=== Provided data ===
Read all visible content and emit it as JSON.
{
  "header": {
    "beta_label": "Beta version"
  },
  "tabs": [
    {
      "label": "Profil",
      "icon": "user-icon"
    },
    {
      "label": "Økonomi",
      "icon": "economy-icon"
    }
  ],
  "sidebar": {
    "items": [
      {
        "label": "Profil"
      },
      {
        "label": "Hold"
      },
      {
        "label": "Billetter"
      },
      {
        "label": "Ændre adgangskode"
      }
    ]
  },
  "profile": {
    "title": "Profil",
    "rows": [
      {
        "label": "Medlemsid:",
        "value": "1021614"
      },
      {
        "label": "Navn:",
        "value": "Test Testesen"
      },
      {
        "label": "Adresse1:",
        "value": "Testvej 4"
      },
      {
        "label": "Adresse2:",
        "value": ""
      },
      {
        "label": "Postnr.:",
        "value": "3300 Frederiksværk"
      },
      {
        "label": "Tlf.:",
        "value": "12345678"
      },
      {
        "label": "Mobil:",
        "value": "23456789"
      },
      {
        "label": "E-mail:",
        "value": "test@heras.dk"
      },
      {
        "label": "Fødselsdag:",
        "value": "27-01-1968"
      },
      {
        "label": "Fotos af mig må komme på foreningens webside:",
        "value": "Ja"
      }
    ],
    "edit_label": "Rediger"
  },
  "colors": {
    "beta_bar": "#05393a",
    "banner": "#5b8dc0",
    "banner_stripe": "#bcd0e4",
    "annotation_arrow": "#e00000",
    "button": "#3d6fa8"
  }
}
===
=== Provided data ===
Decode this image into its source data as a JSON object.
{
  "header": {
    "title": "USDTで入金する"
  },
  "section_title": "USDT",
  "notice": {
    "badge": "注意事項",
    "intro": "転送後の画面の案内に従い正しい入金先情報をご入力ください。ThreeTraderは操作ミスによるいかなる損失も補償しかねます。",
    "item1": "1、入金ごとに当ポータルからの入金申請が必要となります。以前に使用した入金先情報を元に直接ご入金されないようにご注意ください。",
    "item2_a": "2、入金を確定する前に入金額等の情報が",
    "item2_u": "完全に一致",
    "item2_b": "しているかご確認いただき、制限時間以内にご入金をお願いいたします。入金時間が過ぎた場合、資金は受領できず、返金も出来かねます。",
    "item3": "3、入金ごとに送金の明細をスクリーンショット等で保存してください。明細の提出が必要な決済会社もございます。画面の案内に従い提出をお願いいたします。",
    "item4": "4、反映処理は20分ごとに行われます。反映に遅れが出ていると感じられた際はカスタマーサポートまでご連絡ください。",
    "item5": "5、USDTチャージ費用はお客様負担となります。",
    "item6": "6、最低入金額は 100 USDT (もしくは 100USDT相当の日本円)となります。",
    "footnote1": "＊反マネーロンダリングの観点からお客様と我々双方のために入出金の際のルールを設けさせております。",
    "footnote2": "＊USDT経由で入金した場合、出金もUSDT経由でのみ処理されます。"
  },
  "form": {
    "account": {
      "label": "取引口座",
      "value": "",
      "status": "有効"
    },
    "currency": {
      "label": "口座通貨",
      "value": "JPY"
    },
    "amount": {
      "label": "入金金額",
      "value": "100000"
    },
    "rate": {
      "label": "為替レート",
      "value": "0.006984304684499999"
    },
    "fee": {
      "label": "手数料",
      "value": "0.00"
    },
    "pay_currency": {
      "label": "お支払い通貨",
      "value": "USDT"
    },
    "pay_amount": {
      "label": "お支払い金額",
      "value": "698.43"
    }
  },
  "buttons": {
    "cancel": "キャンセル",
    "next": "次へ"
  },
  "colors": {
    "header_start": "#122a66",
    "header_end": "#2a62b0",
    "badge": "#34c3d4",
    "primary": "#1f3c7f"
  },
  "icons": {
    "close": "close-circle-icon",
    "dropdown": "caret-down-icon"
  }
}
===
=== Provided data ===
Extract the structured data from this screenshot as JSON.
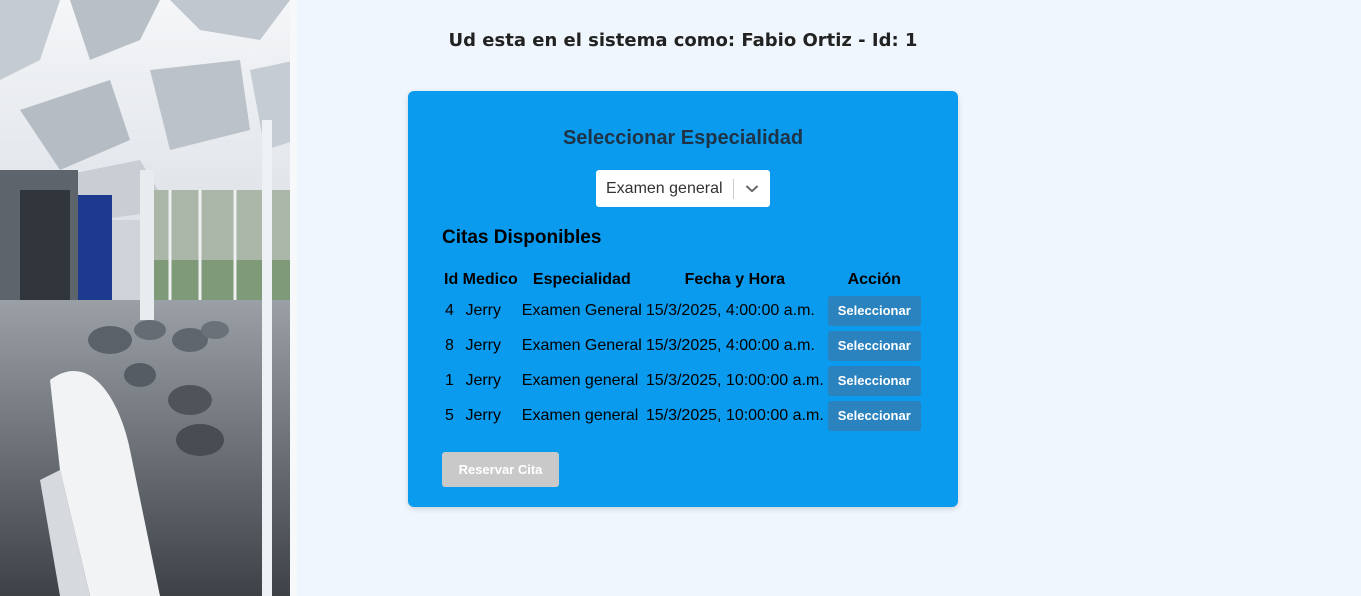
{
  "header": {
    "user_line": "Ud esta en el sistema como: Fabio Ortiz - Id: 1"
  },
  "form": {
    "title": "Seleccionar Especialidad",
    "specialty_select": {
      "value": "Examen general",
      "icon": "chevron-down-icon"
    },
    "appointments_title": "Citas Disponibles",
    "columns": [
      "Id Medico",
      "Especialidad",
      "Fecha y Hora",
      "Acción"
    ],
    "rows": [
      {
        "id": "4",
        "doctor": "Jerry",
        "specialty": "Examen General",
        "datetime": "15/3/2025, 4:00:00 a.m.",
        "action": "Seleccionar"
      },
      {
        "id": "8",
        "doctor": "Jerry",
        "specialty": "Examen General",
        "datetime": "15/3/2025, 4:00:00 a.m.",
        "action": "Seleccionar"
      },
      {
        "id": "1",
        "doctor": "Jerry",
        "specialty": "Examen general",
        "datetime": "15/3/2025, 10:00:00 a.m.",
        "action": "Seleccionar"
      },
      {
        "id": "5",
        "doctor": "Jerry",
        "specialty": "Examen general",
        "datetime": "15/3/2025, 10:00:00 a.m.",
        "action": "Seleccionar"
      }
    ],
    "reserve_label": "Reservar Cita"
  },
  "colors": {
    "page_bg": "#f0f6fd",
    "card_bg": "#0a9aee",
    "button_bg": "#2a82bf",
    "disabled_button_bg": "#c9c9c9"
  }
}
===
▶ **Task prompt**
Above are some records. Count the lines among them with the word "Especialidad", and answer with the number only.

▶ **Response for this exercise**
2